Revise the listing from its first line through the line containing "new-window-button[interactable]: 🗋 New", inclusive, replacing "Get Started" with "Getting Started" and leaving everything else unchanged.

* * * * * * * * *

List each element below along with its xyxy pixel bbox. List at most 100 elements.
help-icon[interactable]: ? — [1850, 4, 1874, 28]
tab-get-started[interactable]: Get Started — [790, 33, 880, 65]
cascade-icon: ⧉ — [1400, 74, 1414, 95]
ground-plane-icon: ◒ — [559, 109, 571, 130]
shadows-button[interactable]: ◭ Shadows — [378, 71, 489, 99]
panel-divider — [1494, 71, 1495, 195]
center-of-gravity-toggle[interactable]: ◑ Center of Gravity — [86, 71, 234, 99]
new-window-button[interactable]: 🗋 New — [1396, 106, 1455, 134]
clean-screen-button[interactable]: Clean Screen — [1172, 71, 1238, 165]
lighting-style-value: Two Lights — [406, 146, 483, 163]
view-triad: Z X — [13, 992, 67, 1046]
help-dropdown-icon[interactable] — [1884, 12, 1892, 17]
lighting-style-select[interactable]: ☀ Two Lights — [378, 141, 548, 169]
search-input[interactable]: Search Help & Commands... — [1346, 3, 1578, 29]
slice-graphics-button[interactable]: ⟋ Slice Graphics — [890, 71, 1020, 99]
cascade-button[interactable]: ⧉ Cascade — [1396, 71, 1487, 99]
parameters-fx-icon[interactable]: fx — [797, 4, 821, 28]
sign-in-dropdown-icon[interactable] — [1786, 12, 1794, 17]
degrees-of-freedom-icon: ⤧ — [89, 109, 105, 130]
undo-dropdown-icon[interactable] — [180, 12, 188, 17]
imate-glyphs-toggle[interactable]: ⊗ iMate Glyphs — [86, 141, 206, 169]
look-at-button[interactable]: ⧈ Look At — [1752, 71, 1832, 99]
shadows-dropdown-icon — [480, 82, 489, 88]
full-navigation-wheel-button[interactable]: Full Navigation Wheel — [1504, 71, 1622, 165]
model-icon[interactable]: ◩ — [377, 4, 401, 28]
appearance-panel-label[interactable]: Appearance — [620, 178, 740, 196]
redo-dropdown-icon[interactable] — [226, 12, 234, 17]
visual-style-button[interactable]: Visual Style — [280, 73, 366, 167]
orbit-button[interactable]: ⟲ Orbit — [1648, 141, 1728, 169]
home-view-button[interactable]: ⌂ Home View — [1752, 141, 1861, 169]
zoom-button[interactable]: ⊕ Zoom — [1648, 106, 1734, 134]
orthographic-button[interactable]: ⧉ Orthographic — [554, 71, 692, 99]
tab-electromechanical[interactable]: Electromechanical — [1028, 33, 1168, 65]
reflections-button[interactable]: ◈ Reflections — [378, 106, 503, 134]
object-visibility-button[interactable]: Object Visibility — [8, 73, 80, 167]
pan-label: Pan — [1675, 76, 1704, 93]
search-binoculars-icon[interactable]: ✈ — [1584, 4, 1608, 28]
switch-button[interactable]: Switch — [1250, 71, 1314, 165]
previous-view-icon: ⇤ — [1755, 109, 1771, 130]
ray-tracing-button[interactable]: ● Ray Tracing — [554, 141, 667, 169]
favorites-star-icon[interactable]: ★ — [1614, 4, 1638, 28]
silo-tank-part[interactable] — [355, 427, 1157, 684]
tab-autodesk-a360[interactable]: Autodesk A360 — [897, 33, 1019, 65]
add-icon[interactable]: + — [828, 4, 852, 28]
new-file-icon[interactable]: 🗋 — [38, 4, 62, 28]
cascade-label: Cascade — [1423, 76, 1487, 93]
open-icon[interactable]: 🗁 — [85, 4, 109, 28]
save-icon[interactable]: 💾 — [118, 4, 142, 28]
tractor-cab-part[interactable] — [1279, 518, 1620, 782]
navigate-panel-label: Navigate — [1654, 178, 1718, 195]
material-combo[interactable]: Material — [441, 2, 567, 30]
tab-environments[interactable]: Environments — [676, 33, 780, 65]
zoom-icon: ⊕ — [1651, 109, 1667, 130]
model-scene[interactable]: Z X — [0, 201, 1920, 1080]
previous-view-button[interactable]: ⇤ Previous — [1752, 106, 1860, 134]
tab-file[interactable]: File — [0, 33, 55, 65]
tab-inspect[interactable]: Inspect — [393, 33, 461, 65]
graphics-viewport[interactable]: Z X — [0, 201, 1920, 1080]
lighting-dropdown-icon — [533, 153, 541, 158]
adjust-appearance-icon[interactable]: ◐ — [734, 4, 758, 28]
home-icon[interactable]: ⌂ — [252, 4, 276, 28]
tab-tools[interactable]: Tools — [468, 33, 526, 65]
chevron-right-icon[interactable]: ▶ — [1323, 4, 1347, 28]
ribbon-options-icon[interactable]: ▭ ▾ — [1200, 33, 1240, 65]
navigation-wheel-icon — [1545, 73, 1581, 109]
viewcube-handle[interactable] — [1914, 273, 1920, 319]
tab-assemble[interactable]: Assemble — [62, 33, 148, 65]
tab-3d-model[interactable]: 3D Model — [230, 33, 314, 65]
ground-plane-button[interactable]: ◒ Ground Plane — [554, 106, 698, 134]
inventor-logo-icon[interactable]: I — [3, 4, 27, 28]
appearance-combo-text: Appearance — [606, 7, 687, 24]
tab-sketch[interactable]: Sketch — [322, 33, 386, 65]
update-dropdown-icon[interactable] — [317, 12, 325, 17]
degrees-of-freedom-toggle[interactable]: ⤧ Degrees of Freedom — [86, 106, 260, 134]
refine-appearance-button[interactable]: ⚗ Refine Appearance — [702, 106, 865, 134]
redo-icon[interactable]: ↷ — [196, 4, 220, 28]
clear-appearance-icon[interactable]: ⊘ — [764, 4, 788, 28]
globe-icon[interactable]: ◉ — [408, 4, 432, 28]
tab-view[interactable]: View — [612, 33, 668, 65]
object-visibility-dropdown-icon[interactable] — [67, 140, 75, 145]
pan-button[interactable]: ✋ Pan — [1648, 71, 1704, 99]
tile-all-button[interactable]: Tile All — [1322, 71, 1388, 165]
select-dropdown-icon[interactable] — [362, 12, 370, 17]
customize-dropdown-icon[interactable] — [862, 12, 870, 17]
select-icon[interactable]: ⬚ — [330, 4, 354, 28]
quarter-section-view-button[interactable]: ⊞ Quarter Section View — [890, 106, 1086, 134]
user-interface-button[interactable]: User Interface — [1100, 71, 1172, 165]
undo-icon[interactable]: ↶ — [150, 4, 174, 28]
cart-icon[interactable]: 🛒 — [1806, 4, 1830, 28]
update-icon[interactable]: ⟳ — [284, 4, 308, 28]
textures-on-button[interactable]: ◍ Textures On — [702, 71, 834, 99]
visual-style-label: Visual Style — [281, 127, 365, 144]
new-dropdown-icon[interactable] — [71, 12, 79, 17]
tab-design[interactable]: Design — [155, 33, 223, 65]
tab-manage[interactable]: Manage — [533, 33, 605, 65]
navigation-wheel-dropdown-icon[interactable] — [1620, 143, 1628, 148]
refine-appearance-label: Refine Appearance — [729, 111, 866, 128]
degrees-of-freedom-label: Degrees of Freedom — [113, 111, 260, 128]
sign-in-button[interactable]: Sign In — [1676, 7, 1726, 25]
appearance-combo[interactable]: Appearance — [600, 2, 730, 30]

* * * * * * * * *

◆ **Result of this exercise**
List each element below along with its xyxy pixel bbox. List at most 100 elements.
help-icon[interactable]: ? — [1850, 4, 1874, 28]
tab-get-started[interactable]: Getting Started — [790, 33, 880, 65]
cascade-icon: ⧉ — [1400, 74, 1414, 95]
ground-plane-icon: ◒ — [559, 109, 571, 130]
shadows-button[interactable]: ◭ Shadows — [378, 71, 489, 99]
panel-divider — [1494, 71, 1495, 195]
center-of-gravity-toggle[interactable]: ◑ Center of Gravity — [86, 71, 234, 99]
new-window-button[interactable]: 🗋 New — [1396, 106, 1455, 134]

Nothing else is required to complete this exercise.